◆ **TASK**
Select all lines holding the word "this" from the entries that follow.

-------- RECORDS --------

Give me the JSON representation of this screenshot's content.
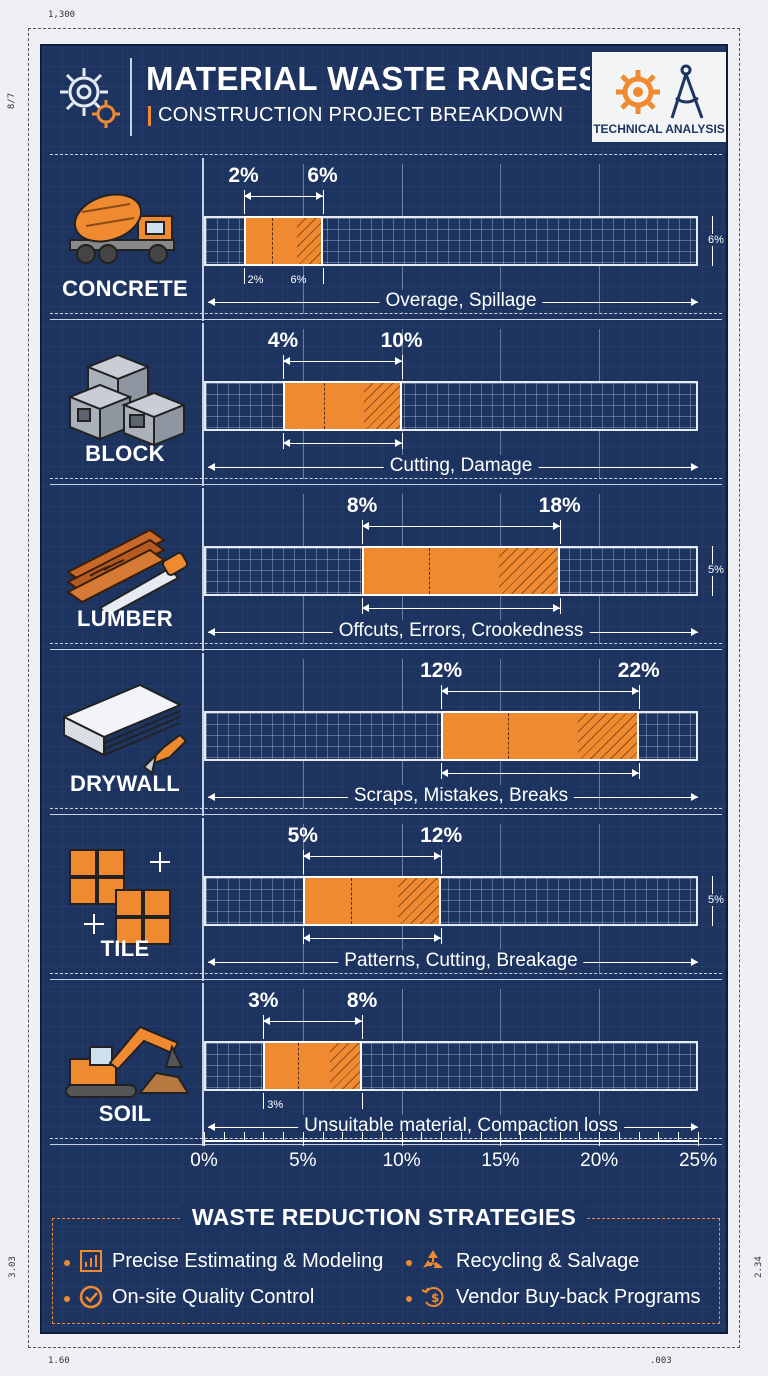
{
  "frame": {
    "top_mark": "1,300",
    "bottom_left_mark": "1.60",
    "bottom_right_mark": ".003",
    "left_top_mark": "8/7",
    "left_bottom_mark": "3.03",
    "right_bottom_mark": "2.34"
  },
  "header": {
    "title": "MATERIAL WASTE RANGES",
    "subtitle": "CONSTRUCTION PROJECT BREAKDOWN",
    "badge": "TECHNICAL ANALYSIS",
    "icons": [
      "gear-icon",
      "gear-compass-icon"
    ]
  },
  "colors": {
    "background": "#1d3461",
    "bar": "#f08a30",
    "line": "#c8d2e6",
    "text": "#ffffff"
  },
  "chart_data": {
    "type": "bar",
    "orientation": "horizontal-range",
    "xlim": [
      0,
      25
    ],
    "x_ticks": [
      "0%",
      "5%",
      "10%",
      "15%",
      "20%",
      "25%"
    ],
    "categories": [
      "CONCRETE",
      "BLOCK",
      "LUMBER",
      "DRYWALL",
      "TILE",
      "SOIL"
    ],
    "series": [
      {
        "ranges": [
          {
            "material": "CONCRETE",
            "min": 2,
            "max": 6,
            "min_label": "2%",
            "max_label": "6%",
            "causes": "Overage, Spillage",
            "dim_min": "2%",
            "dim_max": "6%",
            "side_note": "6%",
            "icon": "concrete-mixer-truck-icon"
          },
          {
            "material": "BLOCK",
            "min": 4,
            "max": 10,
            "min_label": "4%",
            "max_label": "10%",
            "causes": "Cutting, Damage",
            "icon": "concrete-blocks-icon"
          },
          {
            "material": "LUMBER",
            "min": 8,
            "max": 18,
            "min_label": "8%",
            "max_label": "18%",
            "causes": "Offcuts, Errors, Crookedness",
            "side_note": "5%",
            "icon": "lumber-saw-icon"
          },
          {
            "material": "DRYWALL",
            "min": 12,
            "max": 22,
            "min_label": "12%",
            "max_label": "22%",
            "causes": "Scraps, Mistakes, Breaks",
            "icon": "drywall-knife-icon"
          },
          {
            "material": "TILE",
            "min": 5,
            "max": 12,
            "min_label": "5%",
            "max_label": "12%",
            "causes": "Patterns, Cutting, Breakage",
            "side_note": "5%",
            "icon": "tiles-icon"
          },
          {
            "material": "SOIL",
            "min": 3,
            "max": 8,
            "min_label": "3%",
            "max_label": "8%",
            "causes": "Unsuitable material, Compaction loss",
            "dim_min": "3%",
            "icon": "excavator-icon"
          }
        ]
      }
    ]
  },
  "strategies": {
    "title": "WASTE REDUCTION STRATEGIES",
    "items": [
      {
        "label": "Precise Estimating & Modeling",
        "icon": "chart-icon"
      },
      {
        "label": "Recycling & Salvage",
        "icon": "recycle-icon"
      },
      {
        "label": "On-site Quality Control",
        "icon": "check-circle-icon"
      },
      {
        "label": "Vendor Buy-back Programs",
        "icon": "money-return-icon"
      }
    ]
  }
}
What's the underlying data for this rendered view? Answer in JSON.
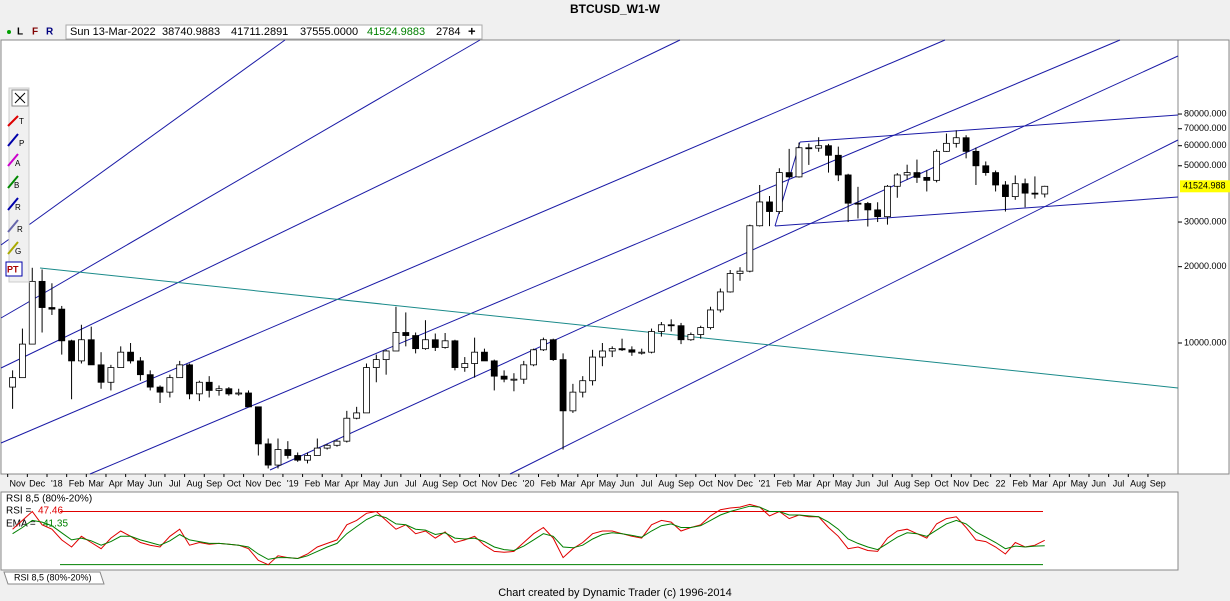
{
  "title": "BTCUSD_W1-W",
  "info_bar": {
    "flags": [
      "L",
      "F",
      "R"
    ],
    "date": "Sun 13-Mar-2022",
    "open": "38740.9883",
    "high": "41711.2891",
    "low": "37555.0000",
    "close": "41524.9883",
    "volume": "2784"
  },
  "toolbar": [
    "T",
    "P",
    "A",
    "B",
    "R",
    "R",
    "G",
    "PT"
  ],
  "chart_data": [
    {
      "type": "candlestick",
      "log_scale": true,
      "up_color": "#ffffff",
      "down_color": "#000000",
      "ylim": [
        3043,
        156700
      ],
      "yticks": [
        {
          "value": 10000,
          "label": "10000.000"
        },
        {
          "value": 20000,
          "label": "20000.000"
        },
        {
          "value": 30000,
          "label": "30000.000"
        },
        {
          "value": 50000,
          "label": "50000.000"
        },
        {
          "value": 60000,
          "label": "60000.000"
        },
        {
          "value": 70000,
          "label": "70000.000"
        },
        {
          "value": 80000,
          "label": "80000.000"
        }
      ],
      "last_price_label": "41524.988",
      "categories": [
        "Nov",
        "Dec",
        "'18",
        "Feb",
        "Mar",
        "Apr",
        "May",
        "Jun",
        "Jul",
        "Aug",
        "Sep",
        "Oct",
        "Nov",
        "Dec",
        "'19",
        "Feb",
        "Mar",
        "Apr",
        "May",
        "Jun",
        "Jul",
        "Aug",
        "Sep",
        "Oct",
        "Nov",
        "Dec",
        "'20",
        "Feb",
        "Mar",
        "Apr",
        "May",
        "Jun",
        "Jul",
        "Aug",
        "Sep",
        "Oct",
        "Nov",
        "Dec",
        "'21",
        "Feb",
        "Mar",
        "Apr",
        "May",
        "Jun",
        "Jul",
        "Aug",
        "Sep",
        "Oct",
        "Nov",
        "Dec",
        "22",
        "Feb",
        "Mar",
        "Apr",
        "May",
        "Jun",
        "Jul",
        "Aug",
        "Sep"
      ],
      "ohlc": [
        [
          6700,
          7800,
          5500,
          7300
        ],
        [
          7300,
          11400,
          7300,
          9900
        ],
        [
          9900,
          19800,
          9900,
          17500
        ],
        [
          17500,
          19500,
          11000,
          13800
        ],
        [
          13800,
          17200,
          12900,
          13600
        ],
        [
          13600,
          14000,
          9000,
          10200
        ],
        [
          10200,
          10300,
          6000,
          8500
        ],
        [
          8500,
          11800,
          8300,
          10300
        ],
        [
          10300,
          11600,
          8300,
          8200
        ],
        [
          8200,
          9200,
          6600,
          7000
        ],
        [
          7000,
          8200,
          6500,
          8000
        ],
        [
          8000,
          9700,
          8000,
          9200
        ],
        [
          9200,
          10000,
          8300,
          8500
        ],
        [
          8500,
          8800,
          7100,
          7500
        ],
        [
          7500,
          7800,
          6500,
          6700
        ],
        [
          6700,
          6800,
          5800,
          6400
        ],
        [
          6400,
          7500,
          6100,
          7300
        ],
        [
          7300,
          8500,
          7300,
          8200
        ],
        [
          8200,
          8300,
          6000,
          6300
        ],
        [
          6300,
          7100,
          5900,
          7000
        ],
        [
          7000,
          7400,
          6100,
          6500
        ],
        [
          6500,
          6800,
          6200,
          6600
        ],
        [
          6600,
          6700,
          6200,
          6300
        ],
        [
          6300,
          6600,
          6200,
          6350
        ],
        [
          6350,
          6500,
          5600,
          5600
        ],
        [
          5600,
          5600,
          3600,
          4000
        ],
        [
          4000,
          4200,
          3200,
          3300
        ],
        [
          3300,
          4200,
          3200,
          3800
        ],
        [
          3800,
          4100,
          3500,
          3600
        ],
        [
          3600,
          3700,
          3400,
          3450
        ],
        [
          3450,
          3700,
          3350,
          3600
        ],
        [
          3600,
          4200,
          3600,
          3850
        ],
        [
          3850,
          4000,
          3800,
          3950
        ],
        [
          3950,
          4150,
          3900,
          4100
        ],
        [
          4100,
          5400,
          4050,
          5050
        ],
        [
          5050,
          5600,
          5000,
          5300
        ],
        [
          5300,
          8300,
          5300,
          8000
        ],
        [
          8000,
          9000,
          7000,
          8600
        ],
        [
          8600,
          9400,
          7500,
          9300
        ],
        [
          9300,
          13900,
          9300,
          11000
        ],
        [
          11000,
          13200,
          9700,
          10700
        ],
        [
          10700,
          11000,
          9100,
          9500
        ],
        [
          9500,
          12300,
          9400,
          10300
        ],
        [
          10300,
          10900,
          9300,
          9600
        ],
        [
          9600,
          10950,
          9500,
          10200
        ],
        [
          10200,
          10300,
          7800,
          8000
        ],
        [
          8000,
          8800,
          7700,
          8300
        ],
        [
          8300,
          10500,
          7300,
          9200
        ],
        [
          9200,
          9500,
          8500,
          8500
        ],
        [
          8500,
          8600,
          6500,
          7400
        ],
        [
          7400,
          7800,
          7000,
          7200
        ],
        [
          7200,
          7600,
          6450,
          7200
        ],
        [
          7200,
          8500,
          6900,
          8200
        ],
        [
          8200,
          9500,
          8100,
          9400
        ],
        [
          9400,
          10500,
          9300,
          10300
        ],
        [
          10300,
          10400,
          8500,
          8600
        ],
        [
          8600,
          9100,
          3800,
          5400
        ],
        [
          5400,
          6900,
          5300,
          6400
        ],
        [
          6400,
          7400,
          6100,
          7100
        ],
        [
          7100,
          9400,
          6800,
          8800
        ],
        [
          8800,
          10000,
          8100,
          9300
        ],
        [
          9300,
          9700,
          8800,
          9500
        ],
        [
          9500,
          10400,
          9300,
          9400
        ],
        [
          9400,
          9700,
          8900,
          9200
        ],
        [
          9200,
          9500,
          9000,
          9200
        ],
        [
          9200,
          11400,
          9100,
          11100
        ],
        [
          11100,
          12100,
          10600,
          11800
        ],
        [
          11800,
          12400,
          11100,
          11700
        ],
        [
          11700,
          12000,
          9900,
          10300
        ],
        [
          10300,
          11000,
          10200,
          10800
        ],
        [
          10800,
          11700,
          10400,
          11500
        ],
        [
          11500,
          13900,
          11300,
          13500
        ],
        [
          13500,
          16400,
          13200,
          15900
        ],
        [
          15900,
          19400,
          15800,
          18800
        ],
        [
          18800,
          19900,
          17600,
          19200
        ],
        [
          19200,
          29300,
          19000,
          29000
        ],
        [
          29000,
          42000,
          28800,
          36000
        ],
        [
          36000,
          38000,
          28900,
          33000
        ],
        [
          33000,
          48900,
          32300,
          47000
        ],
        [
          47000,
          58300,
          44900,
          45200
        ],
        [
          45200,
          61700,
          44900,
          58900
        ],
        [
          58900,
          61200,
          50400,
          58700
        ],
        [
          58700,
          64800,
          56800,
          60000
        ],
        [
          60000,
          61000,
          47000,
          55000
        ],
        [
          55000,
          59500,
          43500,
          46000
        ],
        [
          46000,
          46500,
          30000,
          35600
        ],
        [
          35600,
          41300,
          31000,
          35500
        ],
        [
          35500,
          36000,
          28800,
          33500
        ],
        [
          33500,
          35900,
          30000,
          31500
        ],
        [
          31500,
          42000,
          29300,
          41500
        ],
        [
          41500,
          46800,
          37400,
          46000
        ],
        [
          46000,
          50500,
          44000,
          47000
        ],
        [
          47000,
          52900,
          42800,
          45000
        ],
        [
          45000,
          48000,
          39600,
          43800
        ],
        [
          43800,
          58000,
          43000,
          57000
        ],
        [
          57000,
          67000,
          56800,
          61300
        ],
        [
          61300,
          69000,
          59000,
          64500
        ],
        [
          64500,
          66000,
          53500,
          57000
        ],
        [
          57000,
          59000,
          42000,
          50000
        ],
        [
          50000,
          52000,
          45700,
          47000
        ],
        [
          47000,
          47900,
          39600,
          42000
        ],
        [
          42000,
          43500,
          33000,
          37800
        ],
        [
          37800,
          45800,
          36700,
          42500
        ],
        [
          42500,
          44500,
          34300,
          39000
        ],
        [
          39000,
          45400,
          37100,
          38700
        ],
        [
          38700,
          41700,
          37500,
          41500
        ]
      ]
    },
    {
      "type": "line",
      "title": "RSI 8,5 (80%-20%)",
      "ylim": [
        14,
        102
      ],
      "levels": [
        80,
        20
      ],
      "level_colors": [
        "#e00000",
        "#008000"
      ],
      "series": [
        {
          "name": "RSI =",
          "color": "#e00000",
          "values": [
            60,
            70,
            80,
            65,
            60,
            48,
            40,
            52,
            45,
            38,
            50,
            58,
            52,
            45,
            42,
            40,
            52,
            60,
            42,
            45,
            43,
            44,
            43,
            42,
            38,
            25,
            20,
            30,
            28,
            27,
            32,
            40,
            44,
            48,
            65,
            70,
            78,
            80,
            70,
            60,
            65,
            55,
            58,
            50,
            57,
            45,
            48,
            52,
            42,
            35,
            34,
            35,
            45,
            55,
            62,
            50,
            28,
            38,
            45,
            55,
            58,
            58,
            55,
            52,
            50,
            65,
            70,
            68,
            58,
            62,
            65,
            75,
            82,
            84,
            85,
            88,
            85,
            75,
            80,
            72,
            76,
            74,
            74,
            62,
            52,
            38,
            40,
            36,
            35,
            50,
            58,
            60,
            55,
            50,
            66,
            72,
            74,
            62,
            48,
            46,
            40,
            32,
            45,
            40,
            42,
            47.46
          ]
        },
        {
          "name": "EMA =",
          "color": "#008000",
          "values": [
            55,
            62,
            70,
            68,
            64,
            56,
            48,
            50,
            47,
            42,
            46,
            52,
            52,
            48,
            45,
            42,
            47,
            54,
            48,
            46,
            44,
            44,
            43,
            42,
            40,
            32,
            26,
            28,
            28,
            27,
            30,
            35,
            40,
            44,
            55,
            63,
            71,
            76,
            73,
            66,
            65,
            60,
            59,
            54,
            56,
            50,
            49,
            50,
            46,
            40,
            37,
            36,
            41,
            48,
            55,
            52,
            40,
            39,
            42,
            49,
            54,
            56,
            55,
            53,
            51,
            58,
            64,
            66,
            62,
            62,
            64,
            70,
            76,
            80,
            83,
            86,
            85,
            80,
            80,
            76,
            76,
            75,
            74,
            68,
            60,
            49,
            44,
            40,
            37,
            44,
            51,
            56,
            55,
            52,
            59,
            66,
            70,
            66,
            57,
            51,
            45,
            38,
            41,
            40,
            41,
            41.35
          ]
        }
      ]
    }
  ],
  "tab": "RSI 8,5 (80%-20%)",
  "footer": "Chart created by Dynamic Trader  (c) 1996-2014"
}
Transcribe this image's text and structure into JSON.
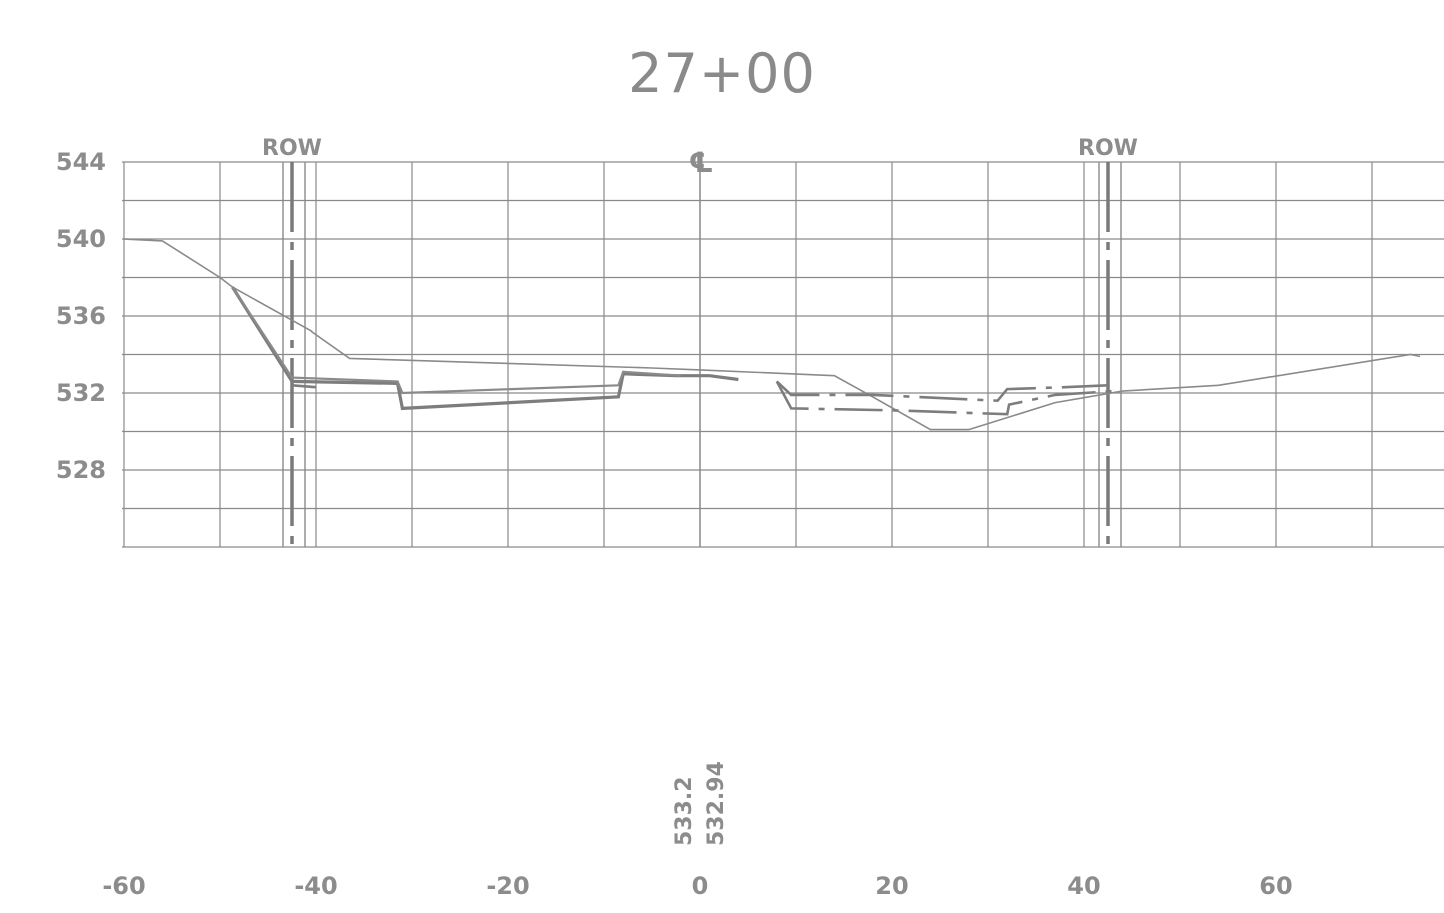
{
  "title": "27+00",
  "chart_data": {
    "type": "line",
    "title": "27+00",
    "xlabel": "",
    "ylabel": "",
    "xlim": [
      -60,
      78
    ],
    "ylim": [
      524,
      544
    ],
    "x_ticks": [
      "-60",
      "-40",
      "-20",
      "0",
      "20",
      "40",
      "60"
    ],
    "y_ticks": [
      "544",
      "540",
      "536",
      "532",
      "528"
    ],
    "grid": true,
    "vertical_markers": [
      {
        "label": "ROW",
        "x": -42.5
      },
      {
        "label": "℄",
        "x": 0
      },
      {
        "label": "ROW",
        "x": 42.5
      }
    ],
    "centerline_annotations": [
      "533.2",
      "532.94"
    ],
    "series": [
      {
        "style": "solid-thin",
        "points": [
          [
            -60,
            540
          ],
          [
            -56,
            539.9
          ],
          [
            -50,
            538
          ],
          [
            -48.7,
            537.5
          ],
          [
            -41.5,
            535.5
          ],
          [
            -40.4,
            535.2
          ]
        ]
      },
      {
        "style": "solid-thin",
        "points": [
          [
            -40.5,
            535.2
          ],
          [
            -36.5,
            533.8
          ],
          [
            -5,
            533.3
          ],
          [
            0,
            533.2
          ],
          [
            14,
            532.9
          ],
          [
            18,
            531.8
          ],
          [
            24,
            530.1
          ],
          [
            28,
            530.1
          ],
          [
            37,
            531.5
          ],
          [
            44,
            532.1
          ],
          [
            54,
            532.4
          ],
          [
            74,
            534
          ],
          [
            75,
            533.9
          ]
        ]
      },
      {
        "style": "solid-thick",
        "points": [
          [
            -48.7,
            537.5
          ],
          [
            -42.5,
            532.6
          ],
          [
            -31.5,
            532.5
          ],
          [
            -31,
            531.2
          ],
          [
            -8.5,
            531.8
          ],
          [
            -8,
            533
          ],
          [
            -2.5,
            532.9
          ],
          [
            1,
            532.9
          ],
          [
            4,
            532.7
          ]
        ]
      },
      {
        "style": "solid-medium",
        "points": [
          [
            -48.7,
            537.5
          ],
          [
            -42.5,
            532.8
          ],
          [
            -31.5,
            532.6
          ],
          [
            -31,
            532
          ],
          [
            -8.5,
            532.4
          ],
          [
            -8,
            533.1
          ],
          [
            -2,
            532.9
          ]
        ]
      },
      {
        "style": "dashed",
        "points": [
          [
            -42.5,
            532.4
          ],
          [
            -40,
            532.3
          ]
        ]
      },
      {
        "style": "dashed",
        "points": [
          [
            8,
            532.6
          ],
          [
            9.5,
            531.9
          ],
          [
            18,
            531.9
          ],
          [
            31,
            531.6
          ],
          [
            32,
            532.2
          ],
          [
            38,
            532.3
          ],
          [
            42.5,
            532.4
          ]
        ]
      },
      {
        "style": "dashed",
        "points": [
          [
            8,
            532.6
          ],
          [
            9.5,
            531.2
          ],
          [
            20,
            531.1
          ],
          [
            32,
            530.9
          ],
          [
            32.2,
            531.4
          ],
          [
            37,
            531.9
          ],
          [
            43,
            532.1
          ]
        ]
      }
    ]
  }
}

--------

◆ **IN RESPONSE**
Give me the JSON representation of this screenshot's content.
What's the underlying data for this rendered view? Answer in JSON.
Transcribe this image's text and structure into JSON.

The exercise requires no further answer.